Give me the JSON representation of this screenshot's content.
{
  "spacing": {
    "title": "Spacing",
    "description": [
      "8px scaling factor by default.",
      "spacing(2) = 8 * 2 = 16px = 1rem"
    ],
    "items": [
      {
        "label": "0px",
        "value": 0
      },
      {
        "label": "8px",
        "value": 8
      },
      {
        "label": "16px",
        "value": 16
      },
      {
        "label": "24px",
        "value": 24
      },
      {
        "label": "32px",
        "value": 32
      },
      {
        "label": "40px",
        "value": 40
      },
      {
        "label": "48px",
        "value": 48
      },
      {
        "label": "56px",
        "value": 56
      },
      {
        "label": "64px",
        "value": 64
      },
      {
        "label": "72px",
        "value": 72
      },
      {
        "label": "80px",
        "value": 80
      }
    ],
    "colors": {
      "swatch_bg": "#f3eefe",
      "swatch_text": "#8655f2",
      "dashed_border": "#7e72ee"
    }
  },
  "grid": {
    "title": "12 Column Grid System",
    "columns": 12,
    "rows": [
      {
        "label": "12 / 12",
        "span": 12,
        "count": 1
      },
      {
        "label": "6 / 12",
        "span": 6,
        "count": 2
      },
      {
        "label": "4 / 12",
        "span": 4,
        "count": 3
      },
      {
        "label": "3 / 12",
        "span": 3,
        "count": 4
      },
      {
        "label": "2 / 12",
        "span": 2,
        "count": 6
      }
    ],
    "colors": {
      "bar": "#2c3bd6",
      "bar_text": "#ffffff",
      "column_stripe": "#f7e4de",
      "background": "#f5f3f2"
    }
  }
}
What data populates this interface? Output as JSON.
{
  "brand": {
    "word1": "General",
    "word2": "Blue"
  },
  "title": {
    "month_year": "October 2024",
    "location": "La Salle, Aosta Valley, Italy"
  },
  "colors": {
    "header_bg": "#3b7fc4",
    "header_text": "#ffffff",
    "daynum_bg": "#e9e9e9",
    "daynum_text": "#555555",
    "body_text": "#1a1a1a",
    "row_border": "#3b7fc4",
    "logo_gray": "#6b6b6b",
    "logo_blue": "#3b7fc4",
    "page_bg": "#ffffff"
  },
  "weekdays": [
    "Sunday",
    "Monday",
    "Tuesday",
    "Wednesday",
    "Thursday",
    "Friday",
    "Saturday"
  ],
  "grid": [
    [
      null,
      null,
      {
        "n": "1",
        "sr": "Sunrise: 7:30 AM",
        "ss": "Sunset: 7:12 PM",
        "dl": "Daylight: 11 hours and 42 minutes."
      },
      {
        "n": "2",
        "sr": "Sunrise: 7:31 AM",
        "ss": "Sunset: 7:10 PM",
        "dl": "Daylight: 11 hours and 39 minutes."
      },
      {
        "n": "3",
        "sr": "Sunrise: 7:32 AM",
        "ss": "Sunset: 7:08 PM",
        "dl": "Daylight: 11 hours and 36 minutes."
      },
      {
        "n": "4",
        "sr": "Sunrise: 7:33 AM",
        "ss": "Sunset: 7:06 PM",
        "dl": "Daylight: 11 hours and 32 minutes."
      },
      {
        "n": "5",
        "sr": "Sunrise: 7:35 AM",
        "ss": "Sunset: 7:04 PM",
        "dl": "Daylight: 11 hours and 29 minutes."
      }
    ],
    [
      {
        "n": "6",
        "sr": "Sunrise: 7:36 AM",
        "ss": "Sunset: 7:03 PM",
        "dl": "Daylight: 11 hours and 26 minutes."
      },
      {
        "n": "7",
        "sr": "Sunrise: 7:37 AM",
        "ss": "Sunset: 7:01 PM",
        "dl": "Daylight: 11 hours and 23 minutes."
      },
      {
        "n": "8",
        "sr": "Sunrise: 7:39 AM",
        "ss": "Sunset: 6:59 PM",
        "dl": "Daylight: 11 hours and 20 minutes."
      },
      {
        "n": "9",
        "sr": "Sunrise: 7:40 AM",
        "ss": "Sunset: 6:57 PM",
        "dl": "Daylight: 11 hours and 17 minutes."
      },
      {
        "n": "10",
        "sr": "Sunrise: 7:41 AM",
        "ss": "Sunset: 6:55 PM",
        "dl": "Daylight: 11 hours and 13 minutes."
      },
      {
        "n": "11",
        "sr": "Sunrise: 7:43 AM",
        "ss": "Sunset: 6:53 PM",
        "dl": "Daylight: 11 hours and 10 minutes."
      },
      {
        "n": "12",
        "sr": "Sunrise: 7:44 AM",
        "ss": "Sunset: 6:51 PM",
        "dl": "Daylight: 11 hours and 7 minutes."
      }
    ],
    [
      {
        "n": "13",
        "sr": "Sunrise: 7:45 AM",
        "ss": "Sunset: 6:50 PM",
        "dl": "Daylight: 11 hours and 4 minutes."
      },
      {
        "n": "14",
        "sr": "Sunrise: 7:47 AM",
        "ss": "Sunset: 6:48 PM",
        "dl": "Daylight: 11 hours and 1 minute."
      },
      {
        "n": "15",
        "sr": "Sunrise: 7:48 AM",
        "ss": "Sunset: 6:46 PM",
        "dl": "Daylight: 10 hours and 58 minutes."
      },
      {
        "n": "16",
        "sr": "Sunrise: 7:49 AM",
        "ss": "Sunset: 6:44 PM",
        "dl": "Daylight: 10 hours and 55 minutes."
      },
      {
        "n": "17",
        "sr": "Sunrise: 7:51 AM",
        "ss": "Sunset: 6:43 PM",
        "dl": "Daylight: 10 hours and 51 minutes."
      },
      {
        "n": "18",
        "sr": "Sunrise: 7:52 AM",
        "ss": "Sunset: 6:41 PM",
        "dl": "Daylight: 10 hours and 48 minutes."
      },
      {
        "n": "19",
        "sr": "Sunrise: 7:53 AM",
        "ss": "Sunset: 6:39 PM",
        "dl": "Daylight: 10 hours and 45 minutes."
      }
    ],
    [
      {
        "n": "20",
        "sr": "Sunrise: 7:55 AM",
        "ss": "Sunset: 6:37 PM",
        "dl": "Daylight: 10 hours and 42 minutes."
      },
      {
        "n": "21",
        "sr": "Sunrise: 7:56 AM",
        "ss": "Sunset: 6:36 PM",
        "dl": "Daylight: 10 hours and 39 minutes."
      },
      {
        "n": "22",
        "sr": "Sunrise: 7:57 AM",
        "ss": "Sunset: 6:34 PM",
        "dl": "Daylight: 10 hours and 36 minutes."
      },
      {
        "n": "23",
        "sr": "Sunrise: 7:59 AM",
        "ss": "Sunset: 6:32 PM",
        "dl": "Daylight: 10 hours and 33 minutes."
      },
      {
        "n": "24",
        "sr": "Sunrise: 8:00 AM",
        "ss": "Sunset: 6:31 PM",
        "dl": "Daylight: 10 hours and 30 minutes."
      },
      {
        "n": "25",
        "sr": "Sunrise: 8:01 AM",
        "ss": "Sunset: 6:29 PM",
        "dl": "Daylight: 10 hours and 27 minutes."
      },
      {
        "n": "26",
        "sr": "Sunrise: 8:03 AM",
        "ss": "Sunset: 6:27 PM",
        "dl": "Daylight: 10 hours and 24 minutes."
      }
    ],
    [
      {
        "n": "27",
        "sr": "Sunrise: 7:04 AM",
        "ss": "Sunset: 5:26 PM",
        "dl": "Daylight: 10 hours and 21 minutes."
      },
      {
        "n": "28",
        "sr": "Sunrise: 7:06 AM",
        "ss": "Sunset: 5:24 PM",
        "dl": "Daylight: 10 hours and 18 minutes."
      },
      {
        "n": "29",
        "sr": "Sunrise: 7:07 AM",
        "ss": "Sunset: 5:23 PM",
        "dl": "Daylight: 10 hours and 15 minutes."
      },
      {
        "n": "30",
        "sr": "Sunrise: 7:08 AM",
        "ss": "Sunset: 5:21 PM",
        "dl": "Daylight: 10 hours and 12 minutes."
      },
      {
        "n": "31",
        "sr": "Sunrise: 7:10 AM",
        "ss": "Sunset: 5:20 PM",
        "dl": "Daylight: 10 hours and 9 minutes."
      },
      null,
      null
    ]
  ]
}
────────
§ WRITTEN EXERCISE
Gather and copy every line of the data in which the string "count" is found.

§ PROBLEM SOLUTION
        "count": 1
        "count": 2
        "count": 3
        "count": 4
        "count": 6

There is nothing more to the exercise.